Pull each line containing "งประเทศไทย" out of the data and copy it.
+++ Material
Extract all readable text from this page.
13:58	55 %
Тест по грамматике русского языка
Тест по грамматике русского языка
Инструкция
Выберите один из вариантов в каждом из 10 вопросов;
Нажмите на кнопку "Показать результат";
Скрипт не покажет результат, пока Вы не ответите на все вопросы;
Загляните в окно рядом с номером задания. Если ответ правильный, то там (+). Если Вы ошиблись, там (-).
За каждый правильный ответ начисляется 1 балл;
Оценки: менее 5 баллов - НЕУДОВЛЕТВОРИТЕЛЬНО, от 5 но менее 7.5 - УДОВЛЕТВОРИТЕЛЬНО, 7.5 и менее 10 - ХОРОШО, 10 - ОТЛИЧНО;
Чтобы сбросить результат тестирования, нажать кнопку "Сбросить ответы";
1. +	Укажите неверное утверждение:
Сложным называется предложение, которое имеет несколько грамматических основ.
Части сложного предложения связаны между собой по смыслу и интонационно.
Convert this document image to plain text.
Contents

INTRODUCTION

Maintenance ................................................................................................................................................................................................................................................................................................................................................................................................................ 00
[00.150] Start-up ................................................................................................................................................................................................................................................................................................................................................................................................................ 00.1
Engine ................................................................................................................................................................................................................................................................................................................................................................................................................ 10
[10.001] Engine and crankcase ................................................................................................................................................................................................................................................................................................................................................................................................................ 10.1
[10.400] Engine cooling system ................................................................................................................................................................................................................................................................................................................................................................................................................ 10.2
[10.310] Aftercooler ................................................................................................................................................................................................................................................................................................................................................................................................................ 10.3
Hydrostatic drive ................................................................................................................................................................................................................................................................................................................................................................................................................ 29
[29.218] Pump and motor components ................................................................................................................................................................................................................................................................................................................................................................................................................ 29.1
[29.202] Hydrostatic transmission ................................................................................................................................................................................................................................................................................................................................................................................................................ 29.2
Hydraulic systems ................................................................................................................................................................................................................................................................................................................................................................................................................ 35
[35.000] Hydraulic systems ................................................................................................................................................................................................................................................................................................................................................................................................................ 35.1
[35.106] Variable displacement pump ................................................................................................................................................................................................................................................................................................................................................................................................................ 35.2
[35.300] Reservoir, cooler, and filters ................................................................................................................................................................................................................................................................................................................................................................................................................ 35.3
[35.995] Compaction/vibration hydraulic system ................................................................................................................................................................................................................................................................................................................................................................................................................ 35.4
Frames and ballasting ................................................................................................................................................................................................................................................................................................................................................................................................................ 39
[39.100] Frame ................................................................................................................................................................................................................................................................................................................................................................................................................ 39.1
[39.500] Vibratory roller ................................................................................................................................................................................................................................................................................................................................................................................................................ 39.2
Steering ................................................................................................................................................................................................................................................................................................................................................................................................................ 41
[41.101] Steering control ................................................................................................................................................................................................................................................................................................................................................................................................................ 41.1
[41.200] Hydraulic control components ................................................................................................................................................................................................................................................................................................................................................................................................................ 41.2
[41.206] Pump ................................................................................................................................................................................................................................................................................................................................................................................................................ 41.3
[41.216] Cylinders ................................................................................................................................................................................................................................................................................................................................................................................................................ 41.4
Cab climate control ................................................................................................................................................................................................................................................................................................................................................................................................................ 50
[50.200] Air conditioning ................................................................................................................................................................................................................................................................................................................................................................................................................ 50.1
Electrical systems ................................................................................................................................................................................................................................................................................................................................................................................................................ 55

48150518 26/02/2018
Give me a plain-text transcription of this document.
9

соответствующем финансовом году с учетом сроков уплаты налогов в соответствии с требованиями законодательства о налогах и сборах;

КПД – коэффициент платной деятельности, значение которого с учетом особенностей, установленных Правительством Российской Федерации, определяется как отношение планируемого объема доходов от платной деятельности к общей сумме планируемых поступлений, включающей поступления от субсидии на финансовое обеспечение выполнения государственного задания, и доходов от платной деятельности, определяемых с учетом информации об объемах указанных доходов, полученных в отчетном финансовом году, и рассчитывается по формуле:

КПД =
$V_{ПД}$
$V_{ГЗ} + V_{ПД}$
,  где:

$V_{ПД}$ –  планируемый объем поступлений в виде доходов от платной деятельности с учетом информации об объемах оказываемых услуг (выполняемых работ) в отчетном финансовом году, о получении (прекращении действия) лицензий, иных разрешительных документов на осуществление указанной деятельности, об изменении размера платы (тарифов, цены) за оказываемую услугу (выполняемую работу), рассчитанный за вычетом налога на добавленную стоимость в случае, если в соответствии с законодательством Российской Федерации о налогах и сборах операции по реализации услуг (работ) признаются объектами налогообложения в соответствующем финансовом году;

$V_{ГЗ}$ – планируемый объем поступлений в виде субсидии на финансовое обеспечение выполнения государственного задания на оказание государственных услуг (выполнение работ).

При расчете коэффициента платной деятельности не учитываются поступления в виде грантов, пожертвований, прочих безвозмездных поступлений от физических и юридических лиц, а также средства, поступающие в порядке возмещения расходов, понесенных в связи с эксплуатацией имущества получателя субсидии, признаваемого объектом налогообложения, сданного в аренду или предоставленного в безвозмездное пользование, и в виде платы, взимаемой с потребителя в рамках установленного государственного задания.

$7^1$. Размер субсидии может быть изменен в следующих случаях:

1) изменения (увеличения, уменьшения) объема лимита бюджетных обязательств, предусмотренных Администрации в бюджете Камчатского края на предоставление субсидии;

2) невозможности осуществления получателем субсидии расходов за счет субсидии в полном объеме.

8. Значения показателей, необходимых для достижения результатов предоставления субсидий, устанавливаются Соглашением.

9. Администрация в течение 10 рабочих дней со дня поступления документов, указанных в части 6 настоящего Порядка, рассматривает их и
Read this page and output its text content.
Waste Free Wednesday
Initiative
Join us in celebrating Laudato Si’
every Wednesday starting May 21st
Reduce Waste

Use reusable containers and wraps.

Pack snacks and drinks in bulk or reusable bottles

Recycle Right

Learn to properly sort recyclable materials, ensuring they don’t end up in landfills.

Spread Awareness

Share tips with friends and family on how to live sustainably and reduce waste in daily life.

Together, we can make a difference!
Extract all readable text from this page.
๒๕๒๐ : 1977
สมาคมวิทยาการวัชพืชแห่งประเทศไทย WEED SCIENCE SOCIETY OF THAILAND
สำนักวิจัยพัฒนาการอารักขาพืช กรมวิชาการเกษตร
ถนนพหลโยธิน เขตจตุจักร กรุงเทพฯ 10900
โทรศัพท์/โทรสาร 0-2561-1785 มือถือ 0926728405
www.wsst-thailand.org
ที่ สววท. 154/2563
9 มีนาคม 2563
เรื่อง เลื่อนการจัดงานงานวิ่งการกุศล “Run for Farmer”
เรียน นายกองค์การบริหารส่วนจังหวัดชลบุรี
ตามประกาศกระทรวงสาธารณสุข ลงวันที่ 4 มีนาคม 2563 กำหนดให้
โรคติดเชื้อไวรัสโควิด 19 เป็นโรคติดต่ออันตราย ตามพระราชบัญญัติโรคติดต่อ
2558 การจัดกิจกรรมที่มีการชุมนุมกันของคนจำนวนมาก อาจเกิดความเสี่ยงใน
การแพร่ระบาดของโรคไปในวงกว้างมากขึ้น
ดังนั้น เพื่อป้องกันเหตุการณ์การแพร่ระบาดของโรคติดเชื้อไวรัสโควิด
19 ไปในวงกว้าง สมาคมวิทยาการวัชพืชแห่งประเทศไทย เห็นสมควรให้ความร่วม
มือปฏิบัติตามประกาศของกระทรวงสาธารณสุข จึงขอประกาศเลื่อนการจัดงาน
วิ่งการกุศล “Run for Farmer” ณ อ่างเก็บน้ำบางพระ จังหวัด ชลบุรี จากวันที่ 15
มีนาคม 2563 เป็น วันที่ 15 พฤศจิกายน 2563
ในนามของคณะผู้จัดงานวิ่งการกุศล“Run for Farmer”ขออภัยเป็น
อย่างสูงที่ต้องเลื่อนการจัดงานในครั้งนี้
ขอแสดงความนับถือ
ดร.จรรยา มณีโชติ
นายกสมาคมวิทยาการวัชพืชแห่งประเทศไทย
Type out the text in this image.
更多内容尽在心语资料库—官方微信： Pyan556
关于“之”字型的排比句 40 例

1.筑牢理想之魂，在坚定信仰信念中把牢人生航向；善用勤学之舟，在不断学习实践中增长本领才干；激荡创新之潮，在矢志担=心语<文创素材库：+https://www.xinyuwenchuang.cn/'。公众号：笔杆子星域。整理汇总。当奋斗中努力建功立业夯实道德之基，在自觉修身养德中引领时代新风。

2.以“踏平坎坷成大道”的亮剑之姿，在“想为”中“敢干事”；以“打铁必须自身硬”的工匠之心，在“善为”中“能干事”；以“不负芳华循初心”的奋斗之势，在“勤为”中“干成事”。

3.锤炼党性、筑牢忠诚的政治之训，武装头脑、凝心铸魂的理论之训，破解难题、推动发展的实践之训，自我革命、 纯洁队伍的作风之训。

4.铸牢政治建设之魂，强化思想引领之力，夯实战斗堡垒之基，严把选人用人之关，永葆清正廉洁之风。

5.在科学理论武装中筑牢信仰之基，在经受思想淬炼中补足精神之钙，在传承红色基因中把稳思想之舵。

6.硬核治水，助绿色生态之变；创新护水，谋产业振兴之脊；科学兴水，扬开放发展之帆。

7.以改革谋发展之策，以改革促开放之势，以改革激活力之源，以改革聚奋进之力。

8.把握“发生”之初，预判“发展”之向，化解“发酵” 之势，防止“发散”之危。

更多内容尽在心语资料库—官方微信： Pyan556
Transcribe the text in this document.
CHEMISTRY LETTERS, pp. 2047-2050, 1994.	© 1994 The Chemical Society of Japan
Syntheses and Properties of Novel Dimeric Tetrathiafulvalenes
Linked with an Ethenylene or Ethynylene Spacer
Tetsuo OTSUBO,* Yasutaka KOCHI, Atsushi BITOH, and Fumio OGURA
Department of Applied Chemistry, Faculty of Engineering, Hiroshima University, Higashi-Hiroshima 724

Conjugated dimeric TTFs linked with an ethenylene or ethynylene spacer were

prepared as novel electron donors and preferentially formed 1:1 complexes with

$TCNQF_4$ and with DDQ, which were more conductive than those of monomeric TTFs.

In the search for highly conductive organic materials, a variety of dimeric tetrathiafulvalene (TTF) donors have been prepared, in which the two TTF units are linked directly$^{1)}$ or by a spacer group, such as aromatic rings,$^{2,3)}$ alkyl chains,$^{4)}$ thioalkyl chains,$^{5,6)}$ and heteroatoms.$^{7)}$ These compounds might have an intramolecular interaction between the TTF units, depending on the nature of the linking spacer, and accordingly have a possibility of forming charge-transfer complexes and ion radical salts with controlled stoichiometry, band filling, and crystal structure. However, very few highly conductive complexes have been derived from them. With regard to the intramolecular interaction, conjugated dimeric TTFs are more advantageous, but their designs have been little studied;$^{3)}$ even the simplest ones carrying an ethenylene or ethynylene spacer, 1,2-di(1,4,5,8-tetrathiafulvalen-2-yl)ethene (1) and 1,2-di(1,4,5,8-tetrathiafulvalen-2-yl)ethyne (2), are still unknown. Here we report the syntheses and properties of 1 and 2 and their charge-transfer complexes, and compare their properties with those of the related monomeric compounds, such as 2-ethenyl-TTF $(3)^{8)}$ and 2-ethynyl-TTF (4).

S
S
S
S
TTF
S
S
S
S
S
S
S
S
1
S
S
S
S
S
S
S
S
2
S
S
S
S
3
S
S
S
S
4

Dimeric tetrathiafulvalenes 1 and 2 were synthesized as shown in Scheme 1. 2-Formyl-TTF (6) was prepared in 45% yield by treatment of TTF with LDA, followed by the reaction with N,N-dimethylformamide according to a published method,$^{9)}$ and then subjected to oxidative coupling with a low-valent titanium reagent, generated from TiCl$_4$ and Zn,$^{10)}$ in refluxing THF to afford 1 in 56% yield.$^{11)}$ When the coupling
++++++
The reply -
สมาคมวิทยาการวัชพืชแห่งประเทศไทย WEED SCIENCE SOCIETY OF THAILAND
19 ไปในวงกว้าง สมาคมวิทยาการวัชพืชแห่งประเทศไทย เห็นสมควรให้ความร่วม
นายกสมาคมวิทยาการวัชพืชแห่งประเทศไทย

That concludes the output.